#### [Exercise description]
Copy each line of the entries that contains the word "ventilation".

• • • •

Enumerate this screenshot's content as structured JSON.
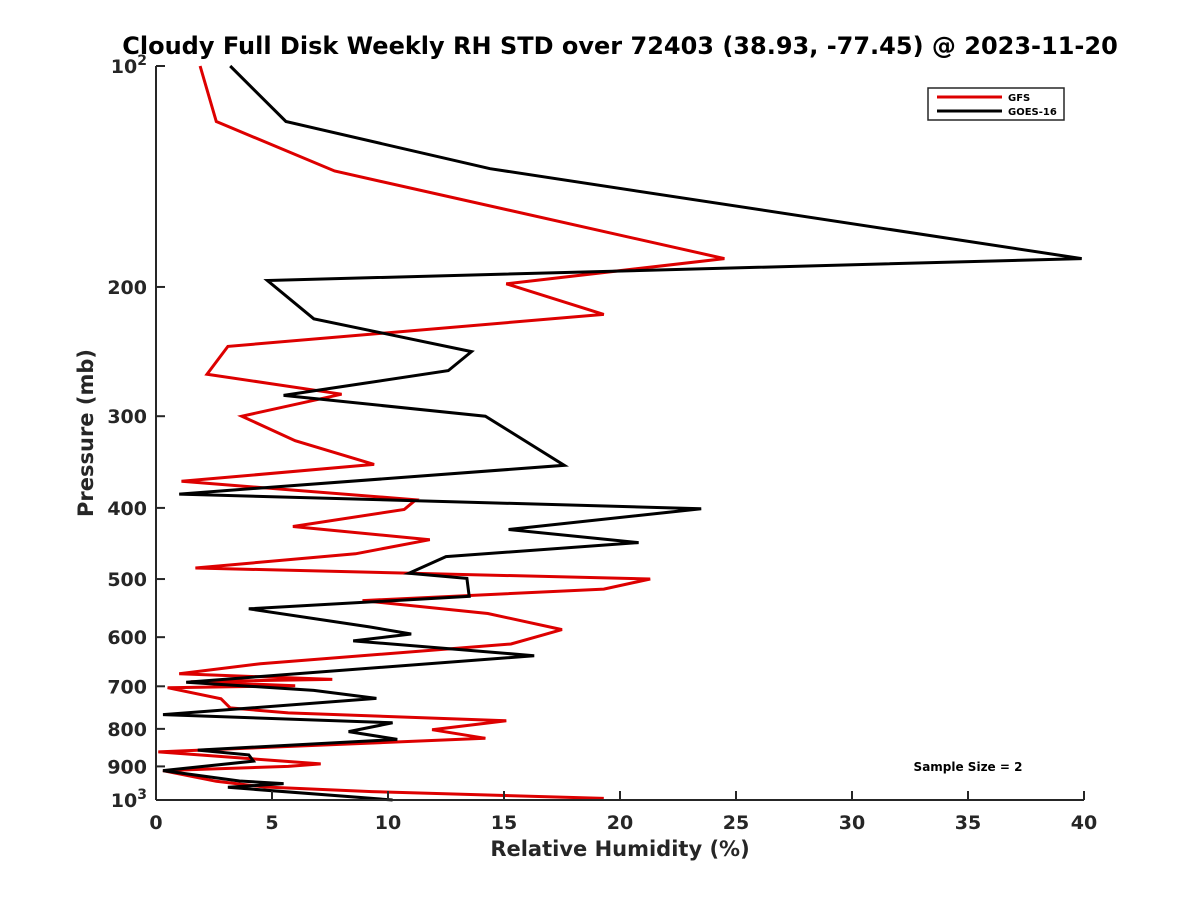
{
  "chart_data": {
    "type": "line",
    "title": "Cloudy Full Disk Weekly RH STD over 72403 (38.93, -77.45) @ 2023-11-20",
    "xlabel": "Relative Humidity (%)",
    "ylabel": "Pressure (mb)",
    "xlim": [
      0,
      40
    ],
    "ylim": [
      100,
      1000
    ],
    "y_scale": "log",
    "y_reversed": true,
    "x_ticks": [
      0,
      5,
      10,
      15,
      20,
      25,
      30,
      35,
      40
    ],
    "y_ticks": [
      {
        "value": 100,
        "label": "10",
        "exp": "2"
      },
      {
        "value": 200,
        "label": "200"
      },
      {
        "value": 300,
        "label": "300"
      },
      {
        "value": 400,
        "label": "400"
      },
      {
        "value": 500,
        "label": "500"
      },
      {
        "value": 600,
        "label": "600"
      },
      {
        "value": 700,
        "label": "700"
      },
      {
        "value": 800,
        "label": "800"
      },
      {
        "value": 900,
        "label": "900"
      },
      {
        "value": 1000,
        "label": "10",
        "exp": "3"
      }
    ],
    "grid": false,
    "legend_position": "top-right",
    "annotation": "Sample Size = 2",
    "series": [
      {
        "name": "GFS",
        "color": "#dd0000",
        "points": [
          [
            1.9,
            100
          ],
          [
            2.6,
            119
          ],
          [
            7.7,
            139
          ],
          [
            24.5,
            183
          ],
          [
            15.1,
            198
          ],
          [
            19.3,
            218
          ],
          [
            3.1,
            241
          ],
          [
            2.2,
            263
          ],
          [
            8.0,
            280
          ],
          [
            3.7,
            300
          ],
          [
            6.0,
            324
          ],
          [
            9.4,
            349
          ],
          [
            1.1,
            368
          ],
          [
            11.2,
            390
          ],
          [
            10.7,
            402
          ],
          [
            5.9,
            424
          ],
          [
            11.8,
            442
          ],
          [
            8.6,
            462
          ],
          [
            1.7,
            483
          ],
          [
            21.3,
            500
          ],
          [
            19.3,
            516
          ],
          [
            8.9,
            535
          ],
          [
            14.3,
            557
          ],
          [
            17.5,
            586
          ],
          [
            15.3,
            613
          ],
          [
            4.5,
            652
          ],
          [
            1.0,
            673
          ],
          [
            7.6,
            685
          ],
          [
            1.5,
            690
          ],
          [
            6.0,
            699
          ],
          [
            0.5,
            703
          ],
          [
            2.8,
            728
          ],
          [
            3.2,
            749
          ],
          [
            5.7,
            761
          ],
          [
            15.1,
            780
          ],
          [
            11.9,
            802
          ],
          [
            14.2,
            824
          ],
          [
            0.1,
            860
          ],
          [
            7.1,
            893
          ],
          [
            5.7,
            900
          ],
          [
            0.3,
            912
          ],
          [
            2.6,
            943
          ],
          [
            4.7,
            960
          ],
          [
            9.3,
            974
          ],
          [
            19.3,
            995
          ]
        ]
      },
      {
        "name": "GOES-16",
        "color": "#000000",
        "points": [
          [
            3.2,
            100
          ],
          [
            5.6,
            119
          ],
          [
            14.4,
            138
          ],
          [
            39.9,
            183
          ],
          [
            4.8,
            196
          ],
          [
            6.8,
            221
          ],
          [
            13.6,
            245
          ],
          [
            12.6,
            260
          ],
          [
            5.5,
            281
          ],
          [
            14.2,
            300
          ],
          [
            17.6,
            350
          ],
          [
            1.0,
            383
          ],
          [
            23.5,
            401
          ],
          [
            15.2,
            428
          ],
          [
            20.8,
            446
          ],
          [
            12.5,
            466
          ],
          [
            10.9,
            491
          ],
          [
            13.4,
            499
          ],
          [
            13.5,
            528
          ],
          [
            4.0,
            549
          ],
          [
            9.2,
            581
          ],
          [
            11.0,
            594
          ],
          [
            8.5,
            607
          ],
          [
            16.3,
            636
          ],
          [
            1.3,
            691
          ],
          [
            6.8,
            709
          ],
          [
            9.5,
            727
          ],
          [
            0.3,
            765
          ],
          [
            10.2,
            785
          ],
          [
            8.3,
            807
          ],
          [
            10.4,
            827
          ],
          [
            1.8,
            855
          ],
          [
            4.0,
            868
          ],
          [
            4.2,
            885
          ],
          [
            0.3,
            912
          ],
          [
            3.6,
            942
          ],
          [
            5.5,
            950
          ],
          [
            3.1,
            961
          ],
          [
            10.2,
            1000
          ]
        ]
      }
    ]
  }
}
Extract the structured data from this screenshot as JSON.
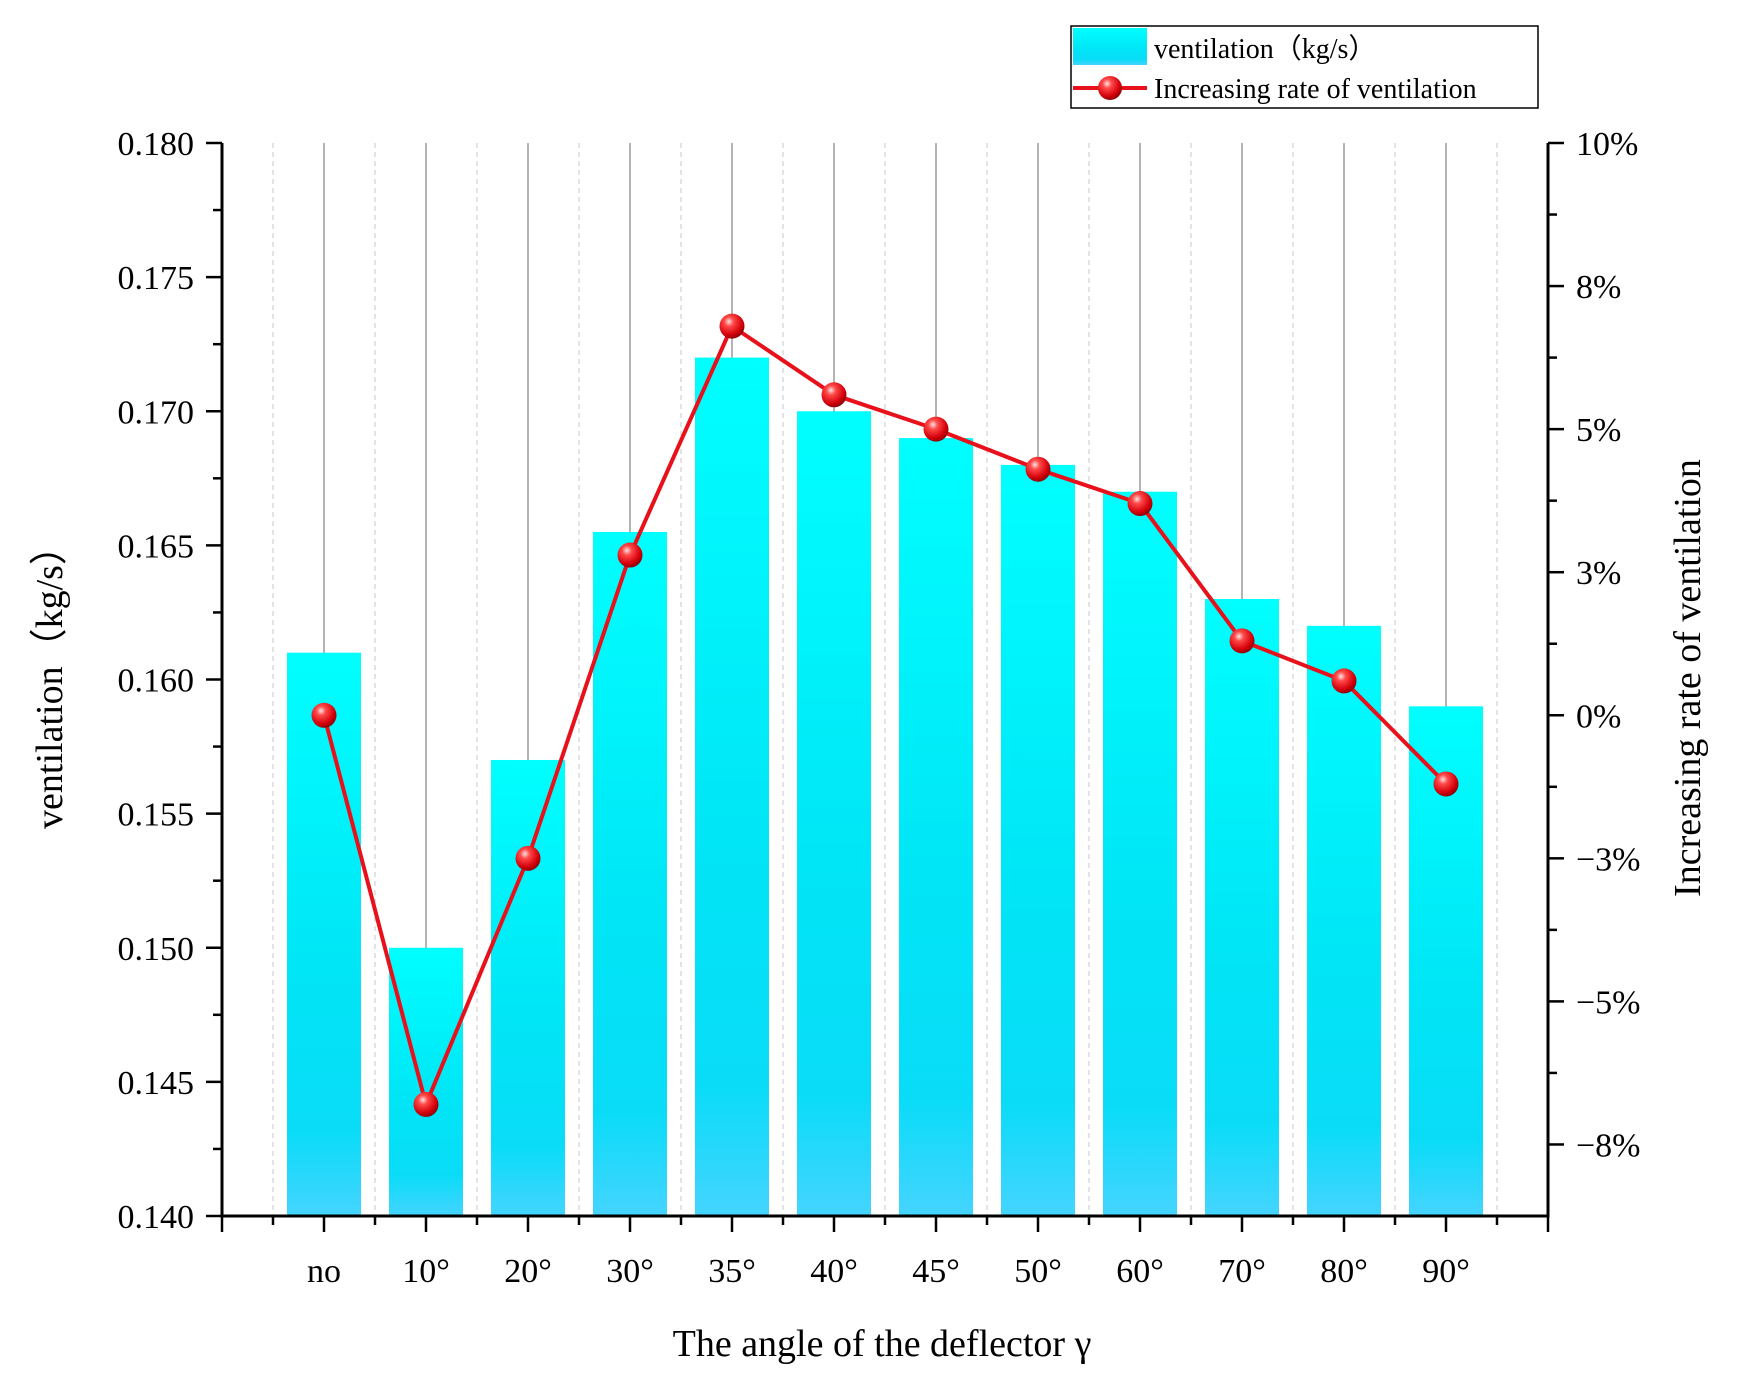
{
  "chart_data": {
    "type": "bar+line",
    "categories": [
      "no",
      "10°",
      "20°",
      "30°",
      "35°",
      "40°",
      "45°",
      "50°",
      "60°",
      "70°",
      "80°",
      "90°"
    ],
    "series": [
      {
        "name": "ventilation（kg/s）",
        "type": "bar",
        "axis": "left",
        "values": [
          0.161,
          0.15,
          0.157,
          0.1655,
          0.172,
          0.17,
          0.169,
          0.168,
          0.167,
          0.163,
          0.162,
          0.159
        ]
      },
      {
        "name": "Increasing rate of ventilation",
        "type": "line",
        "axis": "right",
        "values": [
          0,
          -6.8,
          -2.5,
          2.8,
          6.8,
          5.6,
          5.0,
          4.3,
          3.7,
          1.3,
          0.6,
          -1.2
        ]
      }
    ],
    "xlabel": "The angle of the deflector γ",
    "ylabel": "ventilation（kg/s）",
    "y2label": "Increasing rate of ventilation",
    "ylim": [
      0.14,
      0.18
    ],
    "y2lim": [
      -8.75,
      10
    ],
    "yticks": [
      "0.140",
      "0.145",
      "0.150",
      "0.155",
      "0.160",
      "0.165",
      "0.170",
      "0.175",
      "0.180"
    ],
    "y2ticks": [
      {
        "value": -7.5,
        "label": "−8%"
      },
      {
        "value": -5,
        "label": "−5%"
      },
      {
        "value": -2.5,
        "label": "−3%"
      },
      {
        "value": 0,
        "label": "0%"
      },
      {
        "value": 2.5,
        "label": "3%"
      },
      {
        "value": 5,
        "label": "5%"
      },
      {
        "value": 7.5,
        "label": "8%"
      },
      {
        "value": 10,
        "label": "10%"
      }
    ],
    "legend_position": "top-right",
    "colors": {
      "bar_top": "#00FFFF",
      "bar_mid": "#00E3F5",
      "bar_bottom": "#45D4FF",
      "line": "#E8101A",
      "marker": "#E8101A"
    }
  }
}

• • • •

#### [Correct output]
        "name": "ventilation（kg/s）",
        "name": "Increasing rate of ventilation",
    "ylabel": "ventilation（kg/s）",
    "y2label": "Increasing rate of ventilation",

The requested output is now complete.